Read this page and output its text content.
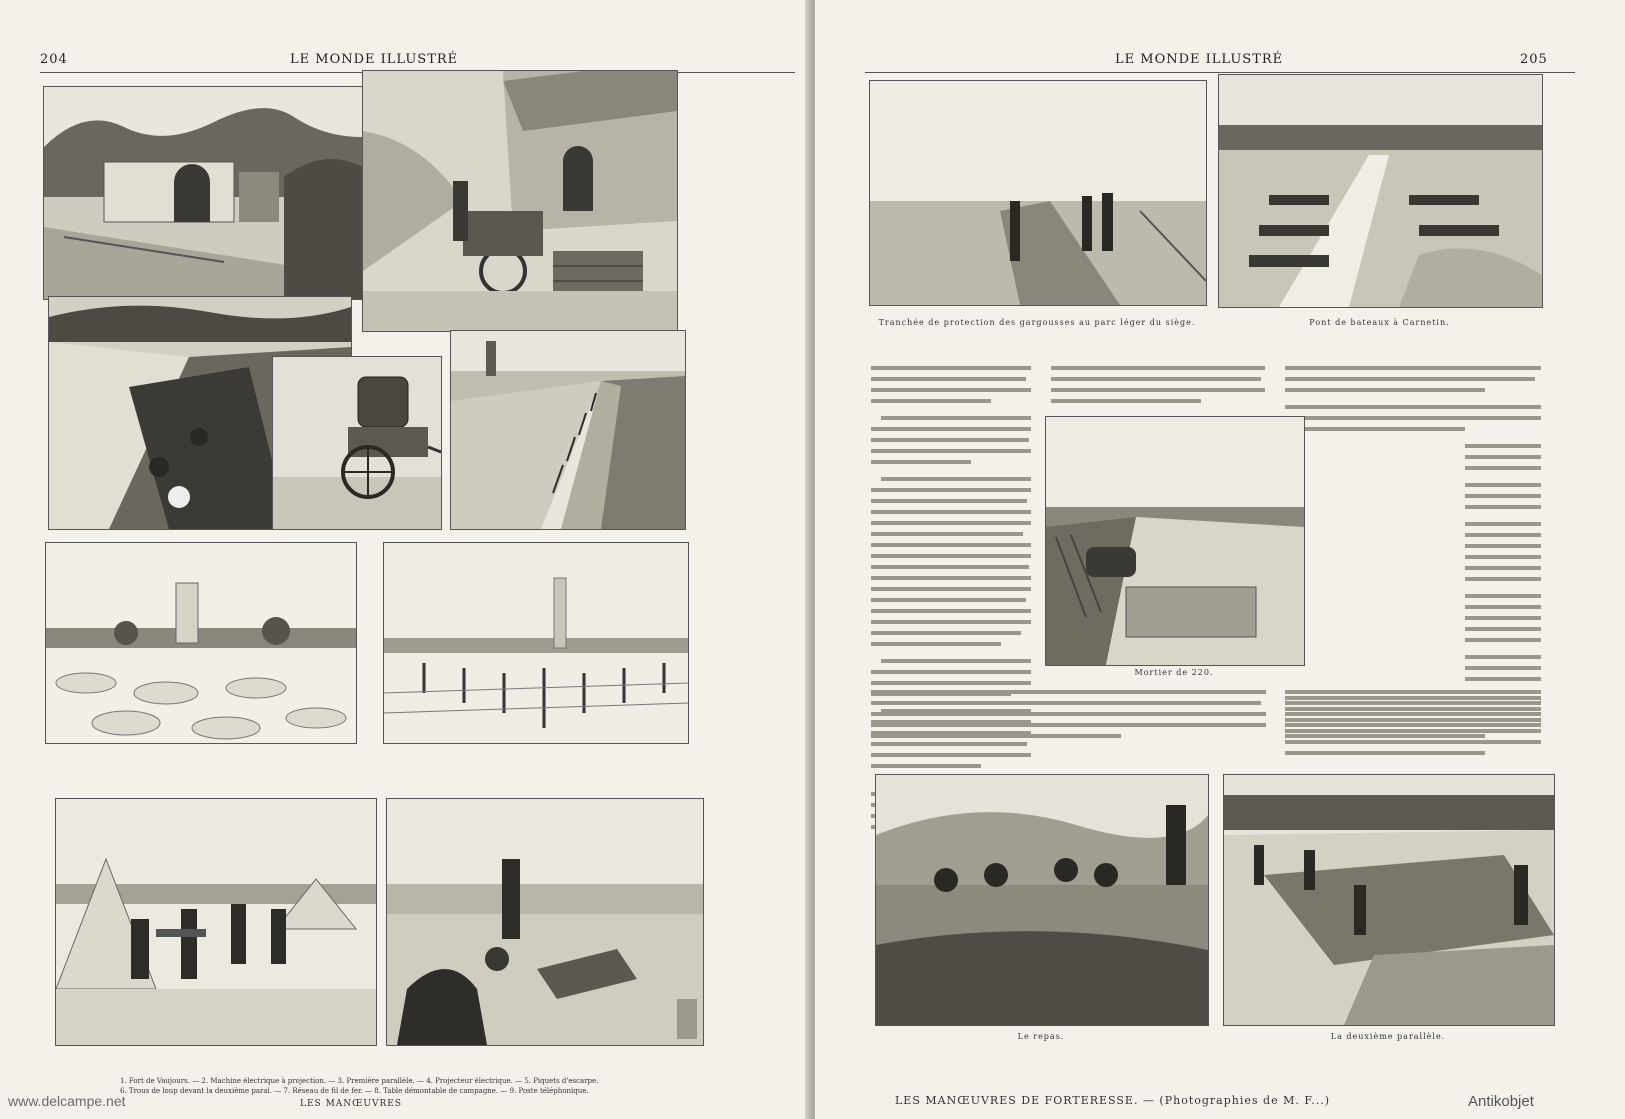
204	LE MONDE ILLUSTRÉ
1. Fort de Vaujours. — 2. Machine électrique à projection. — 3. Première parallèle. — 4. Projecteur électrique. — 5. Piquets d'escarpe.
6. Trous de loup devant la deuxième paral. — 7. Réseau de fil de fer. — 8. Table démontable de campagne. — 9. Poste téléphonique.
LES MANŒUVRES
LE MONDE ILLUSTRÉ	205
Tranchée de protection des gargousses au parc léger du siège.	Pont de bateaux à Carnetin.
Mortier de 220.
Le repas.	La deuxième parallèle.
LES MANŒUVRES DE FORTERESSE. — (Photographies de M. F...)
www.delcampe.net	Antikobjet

***

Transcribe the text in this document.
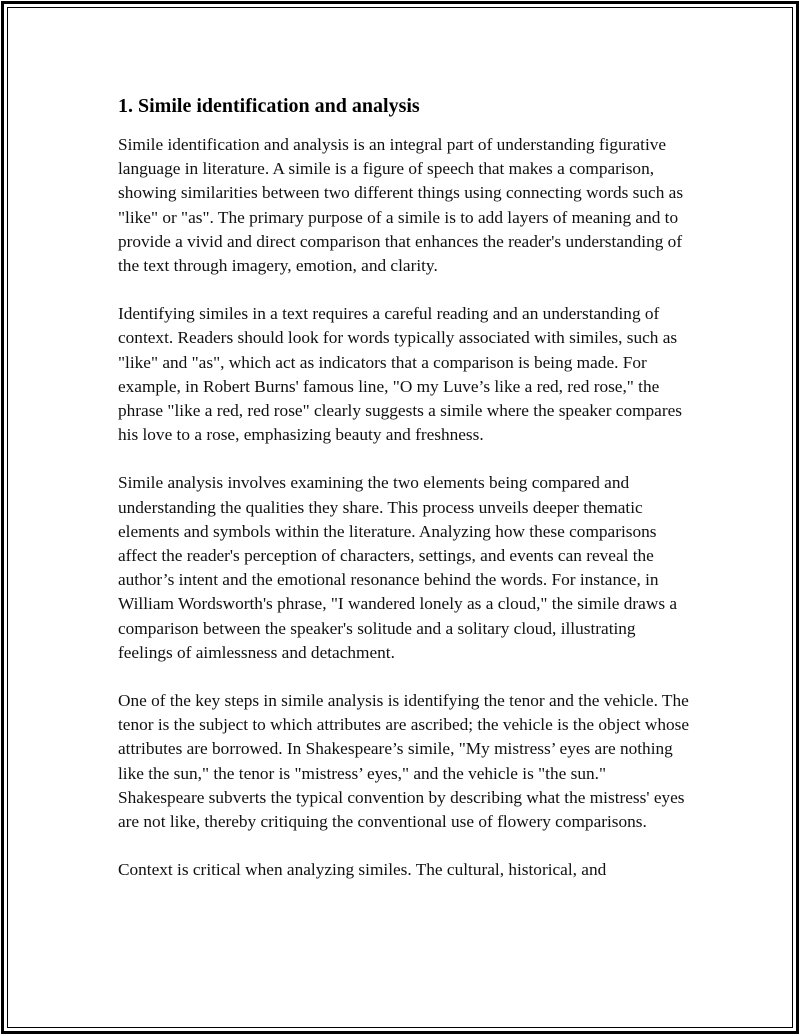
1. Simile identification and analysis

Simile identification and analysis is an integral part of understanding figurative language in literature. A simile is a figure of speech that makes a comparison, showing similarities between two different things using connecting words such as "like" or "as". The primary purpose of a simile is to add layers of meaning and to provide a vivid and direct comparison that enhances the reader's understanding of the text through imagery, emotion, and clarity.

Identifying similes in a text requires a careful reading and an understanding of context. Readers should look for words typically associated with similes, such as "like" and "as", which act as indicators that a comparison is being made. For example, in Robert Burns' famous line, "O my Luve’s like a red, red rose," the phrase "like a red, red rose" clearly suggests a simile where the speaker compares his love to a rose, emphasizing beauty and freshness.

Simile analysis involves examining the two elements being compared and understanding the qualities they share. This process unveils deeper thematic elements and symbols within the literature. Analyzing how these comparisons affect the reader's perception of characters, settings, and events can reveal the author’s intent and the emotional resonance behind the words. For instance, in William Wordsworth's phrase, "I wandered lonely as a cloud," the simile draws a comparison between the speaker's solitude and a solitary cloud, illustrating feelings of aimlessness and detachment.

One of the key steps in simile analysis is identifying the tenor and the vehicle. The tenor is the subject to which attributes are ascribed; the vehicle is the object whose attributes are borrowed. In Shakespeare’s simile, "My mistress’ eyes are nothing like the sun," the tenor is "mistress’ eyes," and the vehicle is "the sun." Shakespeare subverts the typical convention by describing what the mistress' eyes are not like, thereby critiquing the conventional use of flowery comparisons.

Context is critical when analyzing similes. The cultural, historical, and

***

WORK TO DO: Scan the material above. Return every line containing the string "identification".

EXERCISE RESPONSE:
1. Simile identification and analysis
Simile identification and analysis is an integral part of understanding figurative language in literature. A simile is a figure of speech that makes a comparison, showing similarities between two different things using connecting words such as "like" or "as". The primary purpose of a simile is to add layers of meaning and to provide a vivid and direct comparison that enhances the reader's understanding of the text through imagery, emotion, and clarity.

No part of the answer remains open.